| Aim |
Edit the listing from its first line through the line containing "verified-badge-icon xyxy=(179,19,197,43)", inclusive, so that "divider" becomes "separator-line", leaving every other part of those lines unchanged.

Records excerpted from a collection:
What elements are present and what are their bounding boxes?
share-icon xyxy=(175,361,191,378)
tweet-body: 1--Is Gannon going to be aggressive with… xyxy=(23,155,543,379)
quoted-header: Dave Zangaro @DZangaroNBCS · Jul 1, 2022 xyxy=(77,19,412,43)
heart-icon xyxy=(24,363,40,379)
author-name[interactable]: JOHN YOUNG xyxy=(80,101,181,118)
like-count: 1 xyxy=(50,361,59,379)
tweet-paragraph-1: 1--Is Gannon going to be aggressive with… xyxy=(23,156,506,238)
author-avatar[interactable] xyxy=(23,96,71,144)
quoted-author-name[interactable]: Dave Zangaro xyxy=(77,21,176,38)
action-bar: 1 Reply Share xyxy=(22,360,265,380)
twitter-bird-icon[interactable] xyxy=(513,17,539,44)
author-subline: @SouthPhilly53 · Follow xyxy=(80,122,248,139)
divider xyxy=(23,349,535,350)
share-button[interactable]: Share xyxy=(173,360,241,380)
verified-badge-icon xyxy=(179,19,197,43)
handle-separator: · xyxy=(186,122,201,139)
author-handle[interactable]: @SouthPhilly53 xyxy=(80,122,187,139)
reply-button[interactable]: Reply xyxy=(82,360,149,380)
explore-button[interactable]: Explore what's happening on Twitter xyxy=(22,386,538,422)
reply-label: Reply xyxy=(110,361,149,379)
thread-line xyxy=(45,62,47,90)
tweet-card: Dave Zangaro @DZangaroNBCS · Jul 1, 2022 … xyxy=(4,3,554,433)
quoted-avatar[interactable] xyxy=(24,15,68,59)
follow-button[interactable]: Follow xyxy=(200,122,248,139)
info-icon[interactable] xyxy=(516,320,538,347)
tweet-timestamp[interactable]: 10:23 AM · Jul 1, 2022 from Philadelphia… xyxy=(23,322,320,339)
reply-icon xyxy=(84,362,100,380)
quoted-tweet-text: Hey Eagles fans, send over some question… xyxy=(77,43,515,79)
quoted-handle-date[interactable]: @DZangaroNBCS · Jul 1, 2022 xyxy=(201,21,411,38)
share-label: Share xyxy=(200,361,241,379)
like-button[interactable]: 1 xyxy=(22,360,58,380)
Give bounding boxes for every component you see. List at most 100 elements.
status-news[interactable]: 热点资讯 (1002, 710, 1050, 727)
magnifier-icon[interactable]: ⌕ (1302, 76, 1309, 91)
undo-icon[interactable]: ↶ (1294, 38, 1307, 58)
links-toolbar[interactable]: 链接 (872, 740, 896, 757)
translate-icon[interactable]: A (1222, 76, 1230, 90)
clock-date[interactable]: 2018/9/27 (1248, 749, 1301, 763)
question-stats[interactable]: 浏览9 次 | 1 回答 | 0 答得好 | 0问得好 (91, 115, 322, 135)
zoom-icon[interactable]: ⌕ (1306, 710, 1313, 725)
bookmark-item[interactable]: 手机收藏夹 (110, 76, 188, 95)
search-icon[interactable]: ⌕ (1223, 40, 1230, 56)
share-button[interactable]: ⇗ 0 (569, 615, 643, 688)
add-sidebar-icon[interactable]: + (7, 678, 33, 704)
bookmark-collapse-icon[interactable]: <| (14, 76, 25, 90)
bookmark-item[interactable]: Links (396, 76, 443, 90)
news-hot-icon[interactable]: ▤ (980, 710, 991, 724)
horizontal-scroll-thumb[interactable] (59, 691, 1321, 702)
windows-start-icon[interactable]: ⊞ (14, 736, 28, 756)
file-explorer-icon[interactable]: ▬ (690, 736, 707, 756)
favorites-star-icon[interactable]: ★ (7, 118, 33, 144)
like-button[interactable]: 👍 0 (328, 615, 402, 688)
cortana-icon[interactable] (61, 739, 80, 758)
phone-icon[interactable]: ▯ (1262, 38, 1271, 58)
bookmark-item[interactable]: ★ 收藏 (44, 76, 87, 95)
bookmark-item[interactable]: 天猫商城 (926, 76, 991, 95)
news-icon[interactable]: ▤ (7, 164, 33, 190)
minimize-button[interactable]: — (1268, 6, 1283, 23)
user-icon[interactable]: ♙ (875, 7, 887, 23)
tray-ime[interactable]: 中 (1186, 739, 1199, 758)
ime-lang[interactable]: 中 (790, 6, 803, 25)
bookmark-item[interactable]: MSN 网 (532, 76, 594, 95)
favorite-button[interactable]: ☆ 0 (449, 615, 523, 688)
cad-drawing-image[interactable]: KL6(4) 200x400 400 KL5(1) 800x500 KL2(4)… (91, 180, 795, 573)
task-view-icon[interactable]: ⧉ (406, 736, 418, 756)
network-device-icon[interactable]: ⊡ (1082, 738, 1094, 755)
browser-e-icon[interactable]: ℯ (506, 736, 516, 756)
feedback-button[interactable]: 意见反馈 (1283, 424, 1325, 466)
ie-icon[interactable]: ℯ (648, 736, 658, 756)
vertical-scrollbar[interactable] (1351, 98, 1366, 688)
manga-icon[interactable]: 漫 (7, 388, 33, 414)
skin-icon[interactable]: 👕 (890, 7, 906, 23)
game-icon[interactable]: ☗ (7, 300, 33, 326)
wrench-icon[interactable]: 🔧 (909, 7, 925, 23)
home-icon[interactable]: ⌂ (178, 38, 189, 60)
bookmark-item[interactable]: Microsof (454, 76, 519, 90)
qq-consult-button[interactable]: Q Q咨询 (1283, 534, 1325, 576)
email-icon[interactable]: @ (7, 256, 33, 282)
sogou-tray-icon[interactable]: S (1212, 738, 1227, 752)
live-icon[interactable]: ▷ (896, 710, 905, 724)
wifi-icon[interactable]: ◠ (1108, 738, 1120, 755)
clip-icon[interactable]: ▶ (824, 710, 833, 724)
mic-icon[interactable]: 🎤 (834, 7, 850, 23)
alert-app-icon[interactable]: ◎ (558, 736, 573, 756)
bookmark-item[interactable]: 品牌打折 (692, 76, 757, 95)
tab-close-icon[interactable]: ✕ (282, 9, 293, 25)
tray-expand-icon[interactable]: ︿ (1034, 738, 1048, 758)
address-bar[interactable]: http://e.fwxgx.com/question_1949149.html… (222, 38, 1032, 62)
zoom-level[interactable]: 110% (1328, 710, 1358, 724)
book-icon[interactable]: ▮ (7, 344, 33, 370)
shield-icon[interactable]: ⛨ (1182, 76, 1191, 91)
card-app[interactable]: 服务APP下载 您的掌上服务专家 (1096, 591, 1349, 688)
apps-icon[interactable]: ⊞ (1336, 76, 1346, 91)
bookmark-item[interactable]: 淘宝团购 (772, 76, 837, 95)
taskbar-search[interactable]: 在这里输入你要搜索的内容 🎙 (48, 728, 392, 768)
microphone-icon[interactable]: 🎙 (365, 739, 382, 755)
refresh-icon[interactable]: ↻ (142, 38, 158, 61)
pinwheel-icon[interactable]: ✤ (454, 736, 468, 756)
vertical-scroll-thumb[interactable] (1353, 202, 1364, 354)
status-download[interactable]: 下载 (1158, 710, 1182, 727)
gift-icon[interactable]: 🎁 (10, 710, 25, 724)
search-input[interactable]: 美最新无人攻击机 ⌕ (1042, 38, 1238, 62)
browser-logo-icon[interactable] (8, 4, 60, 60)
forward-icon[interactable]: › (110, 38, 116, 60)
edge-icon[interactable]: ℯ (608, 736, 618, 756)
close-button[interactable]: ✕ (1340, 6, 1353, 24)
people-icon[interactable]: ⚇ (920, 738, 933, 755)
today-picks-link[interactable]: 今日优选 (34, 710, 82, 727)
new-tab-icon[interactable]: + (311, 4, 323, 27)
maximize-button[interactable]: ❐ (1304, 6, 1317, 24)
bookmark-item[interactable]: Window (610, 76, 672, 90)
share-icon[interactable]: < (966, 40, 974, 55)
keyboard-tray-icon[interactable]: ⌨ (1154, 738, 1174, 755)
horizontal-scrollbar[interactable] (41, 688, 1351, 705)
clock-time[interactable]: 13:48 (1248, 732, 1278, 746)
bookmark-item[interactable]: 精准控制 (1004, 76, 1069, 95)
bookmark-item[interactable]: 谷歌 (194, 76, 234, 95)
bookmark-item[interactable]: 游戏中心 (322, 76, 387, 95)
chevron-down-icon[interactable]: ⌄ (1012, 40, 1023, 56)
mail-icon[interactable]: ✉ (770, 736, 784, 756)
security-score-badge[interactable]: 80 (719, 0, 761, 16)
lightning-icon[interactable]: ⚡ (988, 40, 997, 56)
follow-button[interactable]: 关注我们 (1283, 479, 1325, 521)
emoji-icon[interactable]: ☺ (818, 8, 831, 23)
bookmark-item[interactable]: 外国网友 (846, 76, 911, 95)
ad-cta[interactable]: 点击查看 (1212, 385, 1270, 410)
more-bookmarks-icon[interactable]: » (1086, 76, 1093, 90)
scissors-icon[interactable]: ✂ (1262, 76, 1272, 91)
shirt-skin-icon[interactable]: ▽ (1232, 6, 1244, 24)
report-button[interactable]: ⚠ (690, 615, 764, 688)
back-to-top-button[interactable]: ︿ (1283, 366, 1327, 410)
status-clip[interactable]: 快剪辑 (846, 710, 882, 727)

| Written reply |
What elements are present and what are their bounding boxes?
share-icon xyxy=(175,361,191,378)
tweet-body: 1--Is Gannon going to be aggressive with… xyxy=(23,155,543,379)
quoted-header: Dave Zangaro @DZangaroNBCS · Jul 1, 2022 xyxy=(77,19,412,43)
heart-icon xyxy=(24,363,40,379)
author-name[interactable]: JOHN YOUNG xyxy=(80,101,181,118)
like-count: 1 xyxy=(50,361,59,379)
tweet-paragraph-1: 1--Is Gannon going to be aggressive with… xyxy=(23,156,506,238)
author-avatar[interactable] xyxy=(23,96,71,144)
quoted-author-name[interactable]: Dave Zangaro xyxy=(77,21,176,38)
action-bar: 1 Reply Share xyxy=(22,360,265,380)
twitter-bird-icon[interactable] xyxy=(513,17,539,44)
author-subline: @SouthPhilly53 · Follow xyxy=(80,122,248,139)
separator-line xyxy=(23,349,535,350)
share-button[interactable]: Share xyxy=(173,360,241,380)
verified-badge-icon xyxy=(179,19,197,43)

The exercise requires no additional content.